**DIRECTIONS:** Using the records below, count the lines with "text" in them. Give the number only.

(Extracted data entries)
——
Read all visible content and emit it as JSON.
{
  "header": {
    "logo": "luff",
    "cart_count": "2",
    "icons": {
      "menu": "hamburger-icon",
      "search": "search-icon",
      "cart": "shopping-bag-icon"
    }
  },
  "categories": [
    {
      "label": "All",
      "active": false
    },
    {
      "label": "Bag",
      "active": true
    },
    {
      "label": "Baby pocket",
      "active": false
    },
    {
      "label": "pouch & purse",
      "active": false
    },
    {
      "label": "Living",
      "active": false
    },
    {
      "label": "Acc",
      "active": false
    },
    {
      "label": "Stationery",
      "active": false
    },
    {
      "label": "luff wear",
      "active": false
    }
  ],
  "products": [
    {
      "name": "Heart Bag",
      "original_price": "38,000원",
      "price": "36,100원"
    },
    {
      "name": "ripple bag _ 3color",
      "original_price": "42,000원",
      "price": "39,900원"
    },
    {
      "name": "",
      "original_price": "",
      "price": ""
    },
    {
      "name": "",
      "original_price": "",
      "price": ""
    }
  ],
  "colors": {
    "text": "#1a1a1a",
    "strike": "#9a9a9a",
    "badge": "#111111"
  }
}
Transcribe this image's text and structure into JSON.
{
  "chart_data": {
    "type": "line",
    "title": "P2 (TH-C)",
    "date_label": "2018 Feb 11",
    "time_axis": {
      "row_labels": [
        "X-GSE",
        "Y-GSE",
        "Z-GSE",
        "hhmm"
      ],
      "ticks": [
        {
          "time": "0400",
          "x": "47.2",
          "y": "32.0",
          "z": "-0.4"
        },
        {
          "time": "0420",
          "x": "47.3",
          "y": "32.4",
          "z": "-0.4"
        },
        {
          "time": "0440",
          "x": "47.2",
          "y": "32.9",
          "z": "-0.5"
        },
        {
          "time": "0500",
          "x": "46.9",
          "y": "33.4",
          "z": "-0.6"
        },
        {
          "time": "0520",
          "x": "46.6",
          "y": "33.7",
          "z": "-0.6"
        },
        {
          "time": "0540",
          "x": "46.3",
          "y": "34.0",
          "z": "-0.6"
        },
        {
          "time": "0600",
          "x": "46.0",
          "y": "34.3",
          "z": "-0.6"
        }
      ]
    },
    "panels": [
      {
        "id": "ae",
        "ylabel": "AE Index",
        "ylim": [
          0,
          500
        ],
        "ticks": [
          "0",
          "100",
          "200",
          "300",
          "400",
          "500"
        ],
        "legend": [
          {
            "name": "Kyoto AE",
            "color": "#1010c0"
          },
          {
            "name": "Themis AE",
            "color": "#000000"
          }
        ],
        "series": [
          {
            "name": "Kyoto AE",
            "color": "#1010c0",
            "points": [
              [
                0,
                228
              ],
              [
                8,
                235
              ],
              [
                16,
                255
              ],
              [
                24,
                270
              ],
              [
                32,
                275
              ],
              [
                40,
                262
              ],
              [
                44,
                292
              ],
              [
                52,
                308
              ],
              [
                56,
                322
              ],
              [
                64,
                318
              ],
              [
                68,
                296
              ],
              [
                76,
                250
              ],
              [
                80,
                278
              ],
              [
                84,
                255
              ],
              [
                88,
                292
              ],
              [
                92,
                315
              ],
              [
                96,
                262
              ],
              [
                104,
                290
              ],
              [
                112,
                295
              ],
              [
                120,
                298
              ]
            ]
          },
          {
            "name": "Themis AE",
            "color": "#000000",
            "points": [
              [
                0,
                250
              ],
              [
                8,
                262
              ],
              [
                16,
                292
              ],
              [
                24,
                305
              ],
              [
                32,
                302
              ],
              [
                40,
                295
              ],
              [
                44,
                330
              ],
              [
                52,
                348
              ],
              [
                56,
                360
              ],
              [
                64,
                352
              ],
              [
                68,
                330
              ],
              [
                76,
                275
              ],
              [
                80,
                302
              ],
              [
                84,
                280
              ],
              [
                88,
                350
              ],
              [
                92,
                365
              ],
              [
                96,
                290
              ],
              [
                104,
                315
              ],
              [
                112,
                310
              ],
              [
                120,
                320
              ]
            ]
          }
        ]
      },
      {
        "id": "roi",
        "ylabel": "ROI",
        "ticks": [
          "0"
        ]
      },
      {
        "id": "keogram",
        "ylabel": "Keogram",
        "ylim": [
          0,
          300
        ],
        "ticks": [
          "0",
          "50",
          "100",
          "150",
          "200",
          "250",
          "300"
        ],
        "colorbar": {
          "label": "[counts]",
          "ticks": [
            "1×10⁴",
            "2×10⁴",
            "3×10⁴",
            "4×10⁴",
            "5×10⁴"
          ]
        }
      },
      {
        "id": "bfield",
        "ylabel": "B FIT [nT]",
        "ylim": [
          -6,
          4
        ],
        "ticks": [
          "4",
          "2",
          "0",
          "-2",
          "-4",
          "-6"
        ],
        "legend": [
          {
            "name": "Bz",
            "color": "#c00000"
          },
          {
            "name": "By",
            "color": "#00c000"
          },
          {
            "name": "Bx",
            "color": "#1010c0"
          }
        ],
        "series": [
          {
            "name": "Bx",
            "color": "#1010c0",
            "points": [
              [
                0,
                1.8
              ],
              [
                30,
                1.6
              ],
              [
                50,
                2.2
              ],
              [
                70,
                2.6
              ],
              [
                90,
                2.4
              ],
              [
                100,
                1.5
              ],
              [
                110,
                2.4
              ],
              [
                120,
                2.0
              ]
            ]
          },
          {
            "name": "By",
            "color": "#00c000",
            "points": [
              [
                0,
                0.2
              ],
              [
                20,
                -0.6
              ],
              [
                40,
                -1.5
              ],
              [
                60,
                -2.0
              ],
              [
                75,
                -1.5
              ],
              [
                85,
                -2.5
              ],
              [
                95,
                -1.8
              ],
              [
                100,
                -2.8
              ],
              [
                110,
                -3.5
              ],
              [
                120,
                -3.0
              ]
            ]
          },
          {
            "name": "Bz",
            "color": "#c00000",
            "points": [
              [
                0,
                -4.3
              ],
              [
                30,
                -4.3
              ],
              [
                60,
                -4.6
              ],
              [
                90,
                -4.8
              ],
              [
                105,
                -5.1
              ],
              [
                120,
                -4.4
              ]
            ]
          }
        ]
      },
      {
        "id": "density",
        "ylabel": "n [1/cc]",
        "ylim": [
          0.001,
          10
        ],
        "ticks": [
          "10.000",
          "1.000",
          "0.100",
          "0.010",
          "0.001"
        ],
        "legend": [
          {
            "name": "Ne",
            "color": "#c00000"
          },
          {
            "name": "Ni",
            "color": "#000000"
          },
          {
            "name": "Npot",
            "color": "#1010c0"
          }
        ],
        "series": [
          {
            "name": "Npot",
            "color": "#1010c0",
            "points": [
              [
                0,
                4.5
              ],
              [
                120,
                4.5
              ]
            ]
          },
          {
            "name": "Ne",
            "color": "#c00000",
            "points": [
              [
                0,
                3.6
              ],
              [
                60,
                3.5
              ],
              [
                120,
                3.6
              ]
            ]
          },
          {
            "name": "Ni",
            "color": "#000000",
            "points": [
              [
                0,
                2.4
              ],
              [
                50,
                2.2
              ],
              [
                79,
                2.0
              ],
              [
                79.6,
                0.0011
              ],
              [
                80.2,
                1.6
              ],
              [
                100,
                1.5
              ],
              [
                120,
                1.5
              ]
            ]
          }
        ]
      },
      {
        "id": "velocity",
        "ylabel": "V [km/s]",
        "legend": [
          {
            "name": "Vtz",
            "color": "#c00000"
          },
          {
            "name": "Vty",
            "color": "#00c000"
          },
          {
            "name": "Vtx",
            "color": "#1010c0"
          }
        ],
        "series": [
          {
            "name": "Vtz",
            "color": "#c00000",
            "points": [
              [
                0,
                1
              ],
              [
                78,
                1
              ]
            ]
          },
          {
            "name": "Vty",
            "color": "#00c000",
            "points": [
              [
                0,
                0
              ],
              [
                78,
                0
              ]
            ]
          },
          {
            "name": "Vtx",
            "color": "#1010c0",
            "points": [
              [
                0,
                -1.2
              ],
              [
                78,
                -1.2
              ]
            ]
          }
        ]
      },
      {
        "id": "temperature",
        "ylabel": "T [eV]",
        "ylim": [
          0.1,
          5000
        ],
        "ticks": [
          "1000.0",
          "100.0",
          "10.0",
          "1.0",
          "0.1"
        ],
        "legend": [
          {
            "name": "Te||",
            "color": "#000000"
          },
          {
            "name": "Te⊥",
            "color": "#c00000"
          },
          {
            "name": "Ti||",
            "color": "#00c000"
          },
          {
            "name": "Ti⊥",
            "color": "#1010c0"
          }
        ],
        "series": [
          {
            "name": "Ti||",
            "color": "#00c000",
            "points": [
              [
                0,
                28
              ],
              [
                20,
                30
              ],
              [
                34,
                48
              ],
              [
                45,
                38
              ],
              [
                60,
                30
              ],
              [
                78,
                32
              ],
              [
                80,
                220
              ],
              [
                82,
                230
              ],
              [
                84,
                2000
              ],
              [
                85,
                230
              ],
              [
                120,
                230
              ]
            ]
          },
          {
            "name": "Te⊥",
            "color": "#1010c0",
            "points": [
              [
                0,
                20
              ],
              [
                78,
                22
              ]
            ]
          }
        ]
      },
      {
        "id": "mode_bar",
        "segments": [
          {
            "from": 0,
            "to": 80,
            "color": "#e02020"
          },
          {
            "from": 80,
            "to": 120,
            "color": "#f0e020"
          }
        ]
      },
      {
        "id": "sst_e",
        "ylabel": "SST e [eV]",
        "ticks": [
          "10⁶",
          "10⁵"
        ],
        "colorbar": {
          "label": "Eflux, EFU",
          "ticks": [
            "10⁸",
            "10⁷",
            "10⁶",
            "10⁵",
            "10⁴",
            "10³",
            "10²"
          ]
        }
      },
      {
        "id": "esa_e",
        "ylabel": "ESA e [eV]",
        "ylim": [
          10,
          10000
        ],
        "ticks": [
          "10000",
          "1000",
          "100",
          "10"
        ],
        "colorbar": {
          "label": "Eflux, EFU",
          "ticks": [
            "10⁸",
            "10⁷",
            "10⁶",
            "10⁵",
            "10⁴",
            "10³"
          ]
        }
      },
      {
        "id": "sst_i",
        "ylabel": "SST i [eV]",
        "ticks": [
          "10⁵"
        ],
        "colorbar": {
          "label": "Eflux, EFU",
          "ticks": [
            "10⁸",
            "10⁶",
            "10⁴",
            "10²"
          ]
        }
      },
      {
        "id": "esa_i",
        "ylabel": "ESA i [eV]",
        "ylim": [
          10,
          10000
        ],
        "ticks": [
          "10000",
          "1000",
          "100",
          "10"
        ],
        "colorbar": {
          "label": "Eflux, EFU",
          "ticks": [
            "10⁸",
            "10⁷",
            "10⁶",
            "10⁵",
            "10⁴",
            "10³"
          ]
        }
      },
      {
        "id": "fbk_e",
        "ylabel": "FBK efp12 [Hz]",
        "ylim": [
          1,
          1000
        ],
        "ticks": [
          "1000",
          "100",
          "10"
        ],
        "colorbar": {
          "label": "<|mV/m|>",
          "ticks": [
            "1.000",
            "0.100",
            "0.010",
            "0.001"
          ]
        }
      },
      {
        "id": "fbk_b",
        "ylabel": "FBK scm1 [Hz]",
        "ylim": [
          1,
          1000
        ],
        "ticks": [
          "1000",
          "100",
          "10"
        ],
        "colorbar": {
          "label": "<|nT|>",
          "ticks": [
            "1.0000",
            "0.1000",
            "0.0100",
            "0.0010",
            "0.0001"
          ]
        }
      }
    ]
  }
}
——
**FINAL RESULT:** 2